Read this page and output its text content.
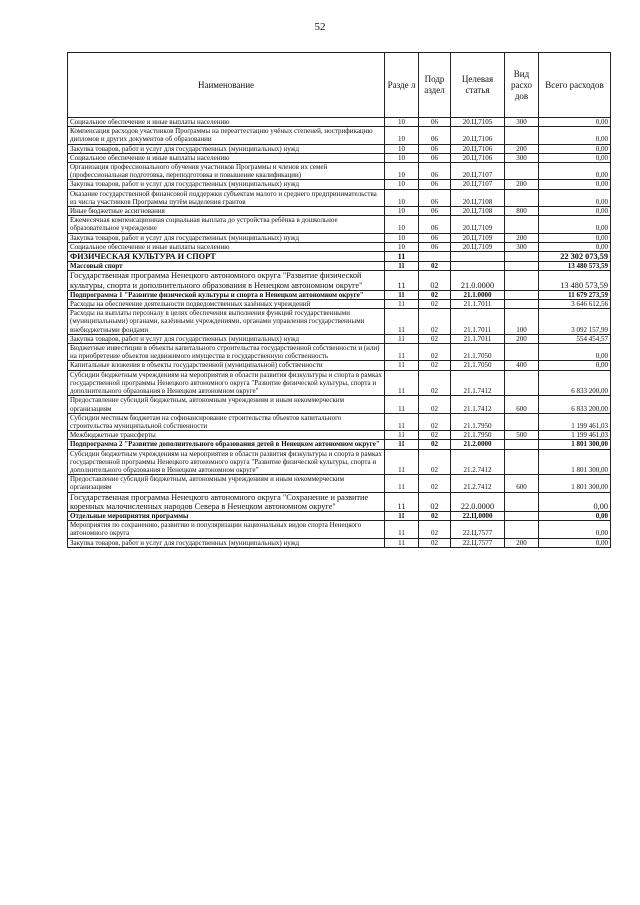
52
Наименование	Разде л	Подр аздел	Целевая статья	Вид расхо дов	Всего расходов
Социальное обеспечение и иные выплаты населению	10	06	20.Ц.7105	300	0,00
Компенсация расходов участников Программы на переаттестацию учёных степеней, нострификацию дипломов и других документов об образовании	10	06	20.Ц.7106		0,00
Закупка товаров, работ и услуг для государственных (муниципальных) нужд	10	06	20.Ц.7106	200	0,00
Социальное обеспечение и иные выплаты населению	10	06	20.Ц.7106	300	0,00
Организация профессионального обучения участников Программы и членов их семей (профессиональная подготовка, переподготовка и повышение квалификации)	10	06	20.Ц.7107		0,00
Закупка товаров, работ и услуг для государственных (муниципальных) нужд	10	06	20.Ц.7107	200	0,00
Оказание государственной финансовой поддержки субъектам малого и среднего предпринимательства из числа участников Программы путём выделения грантов	10	06	20.Ц.7108		0,00
Иные бюджетные ассигнования	10	06	20.Ц.7108	800	0,00
Ежемесячная компенсационная социальная выплата до устройства ребёнка в дошкольное образовательное учреждение	10	06	20.Ц.7109		0,00
Закупка товаров, работ и услуг для государственных (муниципальных) нужд	10	06	20.Ц.7109	200	0,00
Социальное обеспечение и иные выплаты населению	10	06	20.Ц.7109	300	0,00
ФИЗИЧЕСКАЯ КУЛЬТУРА И СПОРТ	11				22 302 073,59
Массовый спорт	11	02			13 480 573,59
Государственная программа Ненецкого автономного округа "Развитие физической культуры, спорта и дополнительного образования в Ненецком автономном округе"	11	02	21.0.0000		13 480 573,59
Подпрограмма 1 "Развитие физической культуры и спорта в Ненецком автономном округе"	11	02	21.1.0000		11 679 273,59
Расходы на обеспечение деятельности подведомственных казённых учреждений	11	02	21.1.7011		3 646 612,56
Расходы на выплаты персоналу в целях обеспечения выполнения функций государственными (муниципальными) органами, казёнными учреждениями, органами управления государственными внебюджетными фондами	11	02	21.1.7011	100	3 092 157,99
Закупка товаров, работ и услуг для государственных (муниципальных) нужд	11	02	21.1.7011	200	554 454,57
Бюджетные инвестиции в объекты капитального строительства государственной собственности и (или) на приобретение объектов недвижимого имущества в государственную собственность	11	02	21.1.7050		0,00
Капитальные вложения в объекты государственной (муниципальной) собственности	11	02	21.1.7050	400	0,00
Субсидии бюджетным учреждениям на мероприятия в области развития физкультуры и спорта в рамках государственной программы Ненецкого автономного округа "Развитие физической культуры, спорта и дополнительного образования в Ненецком автономном округе"	11	02	21.1.7412		6 833 200,00
Предоставление субсидий бюджетным, автономным учреждениям и иным некоммерческим организациям	11	02	21.1.7412	600	6 833 200,00
Субсидии местным бюджетам на софинансирование строительства объектов капитального строительства муниципальной собственности	11	02	21.1.7950		1 199 461,03
Межбюджетные трансферты	11	02	21.1.7950	500	1 199 461,03
Подпрограмма 2 "Развитие дополнительного образования детей в Ненецком автономном округе"	11	02	21.2.0000		1 801 300,00
Субсидии бюджетным учреждениям на мероприятия в области развития физкультуры и спорта в рамках государственной программы Ненецкого автономного округа "Развитие физической культуры, спорта и дополнительного образования в Ненецком автономном округе"	11	02	21.2.7412		1 801 300,00
Предоставление субсидий бюджетным, автономным учреждениям и иным некоммерческим организациям	11	02	21.2.7412	600	1 801 300,00
Государственная программа Ненецкого автономного округа "Сохранение и развитие коренных малочисленных народов Севера в Ненецком автономном округе"	11	02	22.0.0000		0,00
Отдельные мероприятия программы	11	02	22.Ц.0000		0,00
Мероприятия по сохранению, развитию и популяризации национальных видов спорта Ненецкого автономного округа	11	02	22.Ц.7577		0,00
Закупка товаров, работ и услуг для государственных (муниципальных) нужд	11	02	22.Ц.7577	200	0,00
----
# Task:
How many lines in the records above contain the word "участников"? Reply with the number and nothing more.

# Correct answer:
3